■ Set problem:
Examine each line of the data. Copy those that contain the string "arcmin".

[Material provided start]

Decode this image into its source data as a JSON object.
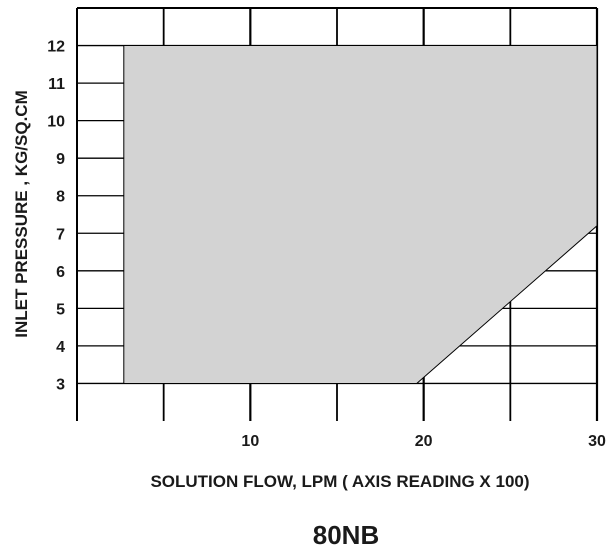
{
  "chart_data": {
    "type": "area",
    "title": "80NB",
    "xlabel": "SOLUTION FLOW, LPM ( AXIS READING X 100)",
    "ylabel": "INLET PRESSURE , KG/SQ.CM",
    "xlim": [
      0,
      30
    ],
    "ylim": [
      2,
      13
    ],
    "x_tick_labels": [
      "10",
      "20",
      "30"
    ],
    "x_tick_values": [
      10,
      20,
      30
    ],
    "y_tick_labels": [
      "3",
      "4",
      "5",
      "6",
      "7",
      "8",
      "9",
      "10",
      "11",
      "12"
    ],
    "y_tick_values": [
      3,
      4,
      5,
      6,
      7,
      8,
      9,
      10,
      11,
      12
    ],
    "grid": true,
    "operating_region": {
      "points": [
        {
          "x": 2.7,
          "y": 3
        },
        {
          "x": 19.6,
          "y": 3
        },
        {
          "x": 30,
          "y": 7.2
        },
        {
          "x": 30,
          "y": 12
        },
        {
          "x": 2.7,
          "y": 12
        }
      ],
      "fill_color": "#d3d3d3"
    },
    "colors": {
      "grid": "#000000",
      "fill": "#d3d3d3",
      "text": "#1a1a1a"
    }
  }
}
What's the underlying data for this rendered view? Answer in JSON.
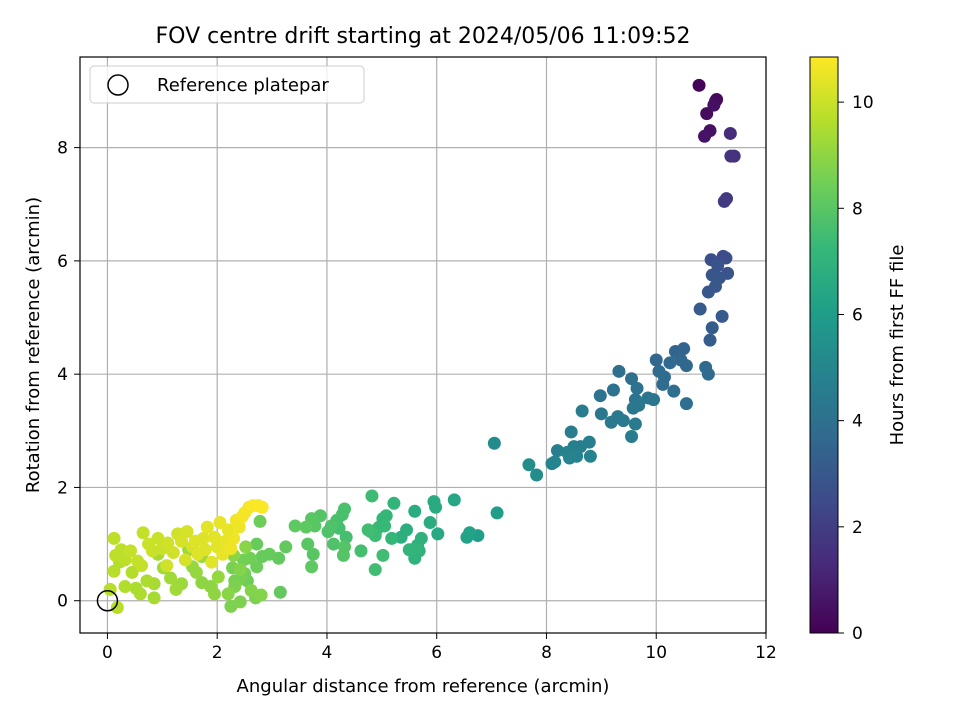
{
  "chart_data": {
    "type": "scatter",
    "title": "FOV centre drift starting at 2024/05/06 11:09:52",
    "xlabel": "Angular distance from reference (arcmin)",
    "ylabel": "Rotation from reference (arcmin)",
    "xlim": [
      -0.5,
      12
    ],
    "ylim": [
      -0.57,
      9.6
    ],
    "xticks": [
      0,
      2,
      4,
      6,
      8,
      10,
      12
    ],
    "yticks": [
      0,
      2,
      4,
      6,
      8
    ],
    "grid": true,
    "legend": {
      "location": "top-left",
      "entries": [
        "Reference platepar"
      ]
    },
    "reference_point": {
      "x": 0,
      "y": 0
    },
    "colorbar": {
      "label": "Hours from first FF file",
      "colormap": "viridis",
      "range": [
        0,
        10.85
      ],
      "ticks": [
        0,
        2,
        4,
        6,
        8,
        10
      ]
    },
    "colormap_stops": [
      "#440154",
      "#482878",
      "#3e4989",
      "#31688e",
      "#26828e",
      "#1f9e89",
      "#35b779",
      "#6ece58",
      "#b5de2b",
      "#fde725"
    ],
    "points": [
      [
        10.78,
        9.1,
        0.1
      ],
      [
        11.08,
        8.82,
        0.2
      ],
      [
        10.92,
        8.6,
        0.3
      ],
      [
        11.1,
        8.85,
        0.35
      ],
      [
        11.05,
        8.75,
        0.45
      ],
      [
        10.98,
        8.3,
        0.5
      ],
      [
        10.88,
        8.2,
        0.6
      ],
      [
        11.35,
        8.25,
        1.4
      ],
      [
        11.42,
        7.85,
        1.5
      ],
      [
        11.36,
        7.85,
        1.6
      ],
      [
        11.28,
        7.1,
        1.8
      ],
      [
        11.24,
        7.05,
        1.9
      ],
      [
        11.22,
        6.08,
        2.5
      ],
      [
        11.27,
        6.05,
        2.6
      ],
      [
        11.0,
        6.02,
        2.7
      ],
      [
        11.12,
        5.92,
        2.8
      ],
      [
        11.3,
        5.78,
        2.8
      ],
      [
        11.02,
        5.75,
        2.9
      ],
      [
        11.15,
        5.7,
        2.9
      ],
      [
        11.08,
        5.55,
        3.0
      ],
      [
        10.95,
        5.45,
        3.0
      ],
      [
        10.8,
        5.15,
        3.1
      ],
      [
        11.2,
        5.02,
        3.1
      ],
      [
        11.02,
        4.82,
        3.2
      ],
      [
        10.98,
        4.6,
        3.2
      ],
      [
        10.5,
        4.45,
        3.5
      ],
      [
        10.35,
        4.4,
        3.5
      ],
      [
        10.45,
        4.25,
        3.6
      ],
      [
        10.0,
        4.25,
        3.6
      ],
      [
        10.55,
        4.15,
        3.6
      ],
      [
        10.9,
        4.12,
        3.7
      ],
      [
        10.25,
        4.2,
        3.7
      ],
      [
        10.95,
        4.0,
        3.7
      ],
      [
        10.05,
        4.05,
        3.8
      ],
      [
        10.15,
        3.95,
        3.8
      ],
      [
        10.12,
        3.82,
        3.8
      ],
      [
        10.32,
        3.7,
        3.9
      ],
      [
        10.55,
        3.48,
        3.9
      ],
      [
        9.32,
        4.05,
        4.0
      ],
      [
        9.55,
        3.92,
        4.0
      ],
      [
        9.65,
        3.75,
        4.1
      ],
      [
        9.22,
        3.72,
        4.1
      ],
      [
        8.98,
        3.62,
        4.1
      ],
      [
        9.85,
        3.58,
        4.2
      ],
      [
        9.95,
        3.55,
        4.2
      ],
      [
        9.62,
        3.55,
        4.2
      ],
      [
        9.68,
        3.45,
        4.3
      ],
      [
        9.58,
        3.4,
        4.3
      ],
      [
        9.0,
        3.3,
        4.3
      ],
      [
        9.3,
        3.25,
        4.4
      ],
      [
        9.4,
        3.18,
        4.4
      ],
      [
        9.18,
        3.15,
        4.4
      ],
      [
        9.62,
        3.12,
        4.5
      ],
      [
        9.55,
        2.9,
        4.5
      ],
      [
        8.65,
        3.35,
        4.5
      ],
      [
        8.45,
        2.98,
        4.6
      ],
      [
        8.78,
        2.8,
        4.6
      ],
      [
        8.62,
        2.72,
        4.7
      ],
      [
        8.5,
        2.72,
        4.7
      ],
      [
        8.2,
        2.65,
        4.7
      ],
      [
        8.38,
        2.62,
        4.8
      ],
      [
        8.55,
        2.55,
        4.8
      ],
      [
        8.8,
        2.55,
        4.8
      ],
      [
        8.42,
        2.52,
        4.9
      ],
      [
        8.15,
        2.45,
        4.9
      ],
      [
        8.1,
        2.42,
        4.9
      ],
      [
        7.05,
        2.78,
        5.2
      ],
      [
        7.68,
        2.4,
        5.3
      ],
      [
        7.82,
        2.22,
        5.3
      ],
      [
        7.1,
        1.55,
        6.0
      ],
      [
        6.75,
        1.15,
        6.1
      ],
      [
        6.6,
        1.2,
        6.2
      ],
      [
        6.55,
        1.12,
        6.2
      ],
      [
        6.32,
        1.78,
        6.4
      ],
      [
        6.02,
        1.18,
        6.5
      ],
      [
        5.95,
        1.75,
        6.6
      ],
      [
        5.98,
        1.65,
        6.6
      ],
      [
        5.88,
        1.38,
        6.7
      ],
      [
        5.6,
        1.58,
        6.7
      ],
      [
        5.45,
        1.25,
        6.8
      ],
      [
        5.35,
        1.12,
        6.8
      ],
      [
        5.72,
        1.1,
        6.9
      ],
      [
        5.65,
        0.98,
        6.9
      ],
      [
        5.68,
        0.88,
        7.0
      ],
      [
        5.6,
        0.75,
        7.0
      ],
      [
        5.62,
        0.92,
        7.1
      ],
      [
        5.5,
        0.9,
        7.1
      ],
      [
        5.22,
        1.72,
        7.1
      ],
      [
        5.18,
        1.1,
        7.2
      ],
      [
        5.02,
        1.45,
        7.2
      ],
      [
        5.08,
        1.5,
        7.2
      ],
      [
        5.05,
        1.32,
        7.3
      ],
      [
        4.95,
        1.3,
        7.3
      ],
      [
        4.9,
        1.25,
        7.3
      ],
      [
        4.88,
        1.15,
        7.4
      ],
      [
        4.8,
        1.22,
        7.4
      ],
      [
        4.82,
        1.85,
        7.4
      ],
      [
        4.75,
        1.25,
        7.5
      ],
      [
        5.02,
        0.8,
        7.5
      ],
      [
        4.88,
        0.55,
        7.5
      ],
      [
        4.62,
        0.88,
        7.6
      ],
      [
        4.35,
        1.12,
        7.6
      ],
      [
        4.22,
        1.28,
        7.6
      ],
      [
        4.28,
        1.52,
        7.7
      ],
      [
        4.32,
        1.62,
        7.7
      ],
      [
        4.18,
        1.42,
        7.7
      ],
      [
        4.08,
        1.32,
        7.8
      ],
      [
        4.02,
        1.22,
        7.8
      ],
      [
        4.12,
        1.0,
        7.8
      ],
      [
        4.32,
        0.95,
        7.9
      ],
      [
        4.3,
        0.8,
        7.9
      ],
      [
        3.88,
        1.5,
        7.9
      ],
      [
        3.72,
        1.45,
        8.0
      ],
      [
        3.65,
        1.0,
        8.0
      ],
      [
        3.75,
        0.82,
        8.0
      ],
      [
        3.78,
        1.32,
        8.0
      ],
      [
        3.72,
        0.6,
        8.1
      ],
      [
        3.62,
        1.3,
        8.1
      ],
      [
        3.42,
        1.32,
        8.1
      ],
      [
        3.25,
        0.95,
        8.2
      ],
      [
        3.12,
        0.75,
        8.2
      ],
      [
        3.15,
        0.15,
        8.2
      ],
      [
        2.95,
        0.82,
        8.3
      ],
      [
        2.82,
        0.78,
        8.3
      ],
      [
        2.72,
        1.0,
        8.3
      ],
      [
        2.78,
        1.4,
        8.4
      ],
      [
        2.72,
        0.6,
        8.4
      ],
      [
        2.55,
        0.35,
        8.4
      ],
      [
        2.5,
        0.48,
        8.5
      ],
      [
        2.48,
        0.72,
        8.5
      ],
      [
        2.6,
        0.75,
        8.5
      ],
      [
        2.42,
        0.38,
        8.6
      ],
      [
        2.32,
        0.35,
        8.6
      ],
      [
        2.28,
        0.58,
        8.6
      ],
      [
        2.32,
        0.25,
        8.7
      ],
      [
        2.25,
        -0.1,
        8.7
      ],
      [
        2.42,
        -0.02,
        8.7
      ],
      [
        2.7,
        0.05,
        8.7
      ],
      [
        2.8,
        0.1,
        8.8
      ],
      [
        2.62,
        0.18,
        8.8
      ],
      [
        2.42,
        0.55,
        8.8
      ],
      [
        2.52,
        0.95,
        8.9
      ],
      [
        2.3,
        0.8,
        8.9
      ],
      [
        2.2,
        0.12,
        8.9
      ],
      [
        1.95,
        0.12,
        9.0
      ],
      [
        1.88,
        0.25,
        9.0
      ],
      [
        1.72,
        0.32,
        9.0
      ],
      [
        2.02,
        0.42,
        9.1
      ],
      [
        1.62,
        0.5,
        9.1
      ],
      [
        1.55,
        0.6,
        9.1
      ],
      [
        1.72,
        0.78,
        9.2
      ],
      [
        1.48,
        0.9,
        9.2
      ],
      [
        1.35,
        0.3,
        9.2
      ],
      [
        1.25,
        0.2,
        9.3
      ],
      [
        1.15,
        0.4,
        9.3
      ],
      [
        1.02,
        0.58,
        9.3
      ],
      [
        0.92,
        0.82,
        9.4
      ],
      [
        0.85,
        0.3,
        9.4
      ],
      [
        0.85,
        0.05,
        9.4
      ],
      [
        0.72,
        0.35,
        9.5
      ],
      [
        0.6,
        0.12,
        9.5
      ],
      [
        0.52,
        0.22,
        9.5
      ],
      [
        0.45,
        0.5,
        9.6
      ],
      [
        0.32,
        0.25,
        9.6
      ],
      [
        0.22,
        0.68,
        9.6
      ],
      [
        0.18,
        -0.12,
        9.7
      ],
      [
        0.05,
        0.2,
        9.7
      ],
      [
        0.12,
        0.52,
        9.7
      ],
      [
        0.15,
        0.8,
        9.8
      ],
      [
        0.25,
        0.9,
        9.8
      ],
      [
        0.32,
        0.72,
        9.8
      ],
      [
        0.12,
        1.1,
        9.8
      ],
      [
        0.42,
        0.88,
        9.9
      ],
      [
        0.55,
        0.7,
        9.9
      ],
      [
        0.62,
        0.62,
        9.9
      ],
      [
        0.65,
        1.2,
        9.9
      ],
      [
        0.75,
        1.0,
        10.0
      ],
      [
        0.82,
        0.88,
        10.0
      ],
      [
        0.92,
        1.1,
        10.0
      ],
      [
        1.0,
        0.92,
        10.0
      ],
      [
        1.08,
        0.62,
        10.1
      ],
      [
        1.1,
        1.02,
        10.1
      ],
      [
        1.2,
        0.85,
        10.1
      ],
      [
        1.28,
        1.18,
        10.1
      ],
      [
        1.35,
        1.05,
        10.2
      ],
      [
        1.42,
        0.72,
        10.2
      ],
      [
        1.45,
        1.22,
        10.2
      ],
      [
        1.55,
        0.95,
        10.2
      ],
      [
        1.6,
        1.05,
        10.3
      ],
      [
        1.65,
        0.82,
        10.3
      ],
      [
        1.75,
        1.1,
        10.3
      ],
      [
        1.78,
        0.9,
        10.3
      ],
      [
        1.82,
        1.3,
        10.4
      ],
      [
        1.9,
        0.68,
        10.4
      ],
      [
        1.95,
        1.12,
        10.4
      ],
      [
        2.0,
        0.95,
        10.4
      ],
      [
        2.05,
        1.38,
        10.5
      ],
      [
        2.1,
        0.82,
        10.5
      ],
      [
        2.15,
        1.05,
        10.5
      ],
      [
        2.2,
        1.25,
        10.5
      ],
      [
        2.25,
        0.92,
        10.6
      ],
      [
        2.3,
        1.1,
        10.6
      ],
      [
        2.35,
        1.42,
        10.6
      ],
      [
        2.4,
        1.3,
        10.6
      ],
      [
        2.45,
        1.48,
        10.7
      ],
      [
        2.5,
        1.55,
        10.7
      ],
      [
        2.58,
        1.65,
        10.7
      ],
      [
        2.65,
        1.68,
        10.8
      ],
      [
        2.75,
        1.68,
        10.8
      ],
      [
        2.82,
        1.65,
        10.8
      ]
    ]
  }
}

[Material provided end]

■ Answer:
    "xlabel": "Angular distance from reference (arcmin)",
    "ylabel": "Rotation from reference (arcmin)",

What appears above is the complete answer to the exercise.